#### [Given data]
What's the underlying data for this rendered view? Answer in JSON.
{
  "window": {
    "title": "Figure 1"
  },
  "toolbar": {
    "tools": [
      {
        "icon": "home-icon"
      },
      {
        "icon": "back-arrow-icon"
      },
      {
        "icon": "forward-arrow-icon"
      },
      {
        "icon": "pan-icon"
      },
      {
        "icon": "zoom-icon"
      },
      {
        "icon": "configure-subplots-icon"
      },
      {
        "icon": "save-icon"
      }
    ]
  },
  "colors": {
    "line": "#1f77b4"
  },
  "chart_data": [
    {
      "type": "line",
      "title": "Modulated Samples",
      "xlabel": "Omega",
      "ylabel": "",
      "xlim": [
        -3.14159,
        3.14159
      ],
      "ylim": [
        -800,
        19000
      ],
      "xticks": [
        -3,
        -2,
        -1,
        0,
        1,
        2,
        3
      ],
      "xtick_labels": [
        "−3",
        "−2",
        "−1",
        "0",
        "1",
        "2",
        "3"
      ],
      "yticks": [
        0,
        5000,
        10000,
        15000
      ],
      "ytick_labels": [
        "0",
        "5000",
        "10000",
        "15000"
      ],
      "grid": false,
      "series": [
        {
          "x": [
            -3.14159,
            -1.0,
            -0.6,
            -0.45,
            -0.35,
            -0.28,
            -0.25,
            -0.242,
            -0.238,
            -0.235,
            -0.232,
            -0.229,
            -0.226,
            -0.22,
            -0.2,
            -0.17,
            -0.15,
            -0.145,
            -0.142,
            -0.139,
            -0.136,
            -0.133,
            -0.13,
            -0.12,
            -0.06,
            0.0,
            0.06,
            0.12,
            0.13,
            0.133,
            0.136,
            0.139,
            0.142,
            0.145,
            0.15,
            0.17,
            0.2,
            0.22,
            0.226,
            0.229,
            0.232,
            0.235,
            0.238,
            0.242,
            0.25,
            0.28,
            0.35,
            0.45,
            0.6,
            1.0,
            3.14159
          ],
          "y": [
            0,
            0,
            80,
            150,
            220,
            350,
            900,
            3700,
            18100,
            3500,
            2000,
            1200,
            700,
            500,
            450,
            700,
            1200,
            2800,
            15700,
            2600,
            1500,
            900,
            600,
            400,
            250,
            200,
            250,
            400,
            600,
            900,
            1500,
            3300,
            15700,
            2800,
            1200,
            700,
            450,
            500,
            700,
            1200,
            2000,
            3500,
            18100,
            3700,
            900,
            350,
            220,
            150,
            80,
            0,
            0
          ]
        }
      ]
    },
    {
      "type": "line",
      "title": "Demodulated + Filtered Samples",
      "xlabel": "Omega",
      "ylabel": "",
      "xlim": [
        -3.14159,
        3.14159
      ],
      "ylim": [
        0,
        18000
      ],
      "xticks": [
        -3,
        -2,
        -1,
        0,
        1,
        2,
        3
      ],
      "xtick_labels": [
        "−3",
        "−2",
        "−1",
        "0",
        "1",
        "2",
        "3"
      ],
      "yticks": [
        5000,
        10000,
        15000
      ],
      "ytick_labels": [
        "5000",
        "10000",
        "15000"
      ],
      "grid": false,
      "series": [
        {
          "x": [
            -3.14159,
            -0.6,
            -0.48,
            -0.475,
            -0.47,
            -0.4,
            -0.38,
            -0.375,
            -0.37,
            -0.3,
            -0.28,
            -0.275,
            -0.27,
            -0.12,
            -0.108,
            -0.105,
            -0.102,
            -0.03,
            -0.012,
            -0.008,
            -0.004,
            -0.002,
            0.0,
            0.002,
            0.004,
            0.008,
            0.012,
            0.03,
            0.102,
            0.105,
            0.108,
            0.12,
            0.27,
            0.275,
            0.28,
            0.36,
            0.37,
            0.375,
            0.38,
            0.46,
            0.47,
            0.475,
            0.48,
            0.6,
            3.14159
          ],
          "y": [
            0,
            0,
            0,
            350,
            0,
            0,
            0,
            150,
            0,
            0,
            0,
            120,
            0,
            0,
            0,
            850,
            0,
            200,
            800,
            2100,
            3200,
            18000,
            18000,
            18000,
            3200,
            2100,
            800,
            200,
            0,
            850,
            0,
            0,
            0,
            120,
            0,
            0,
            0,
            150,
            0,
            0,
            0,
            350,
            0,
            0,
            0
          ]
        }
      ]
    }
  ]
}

#### [Stated goal]
Wherever "Samples" shows up in a line, copy that line.

#### [Worked answer]
      "title": "Modulated Samples",
      "title": "Demodulated + Filtered Samples",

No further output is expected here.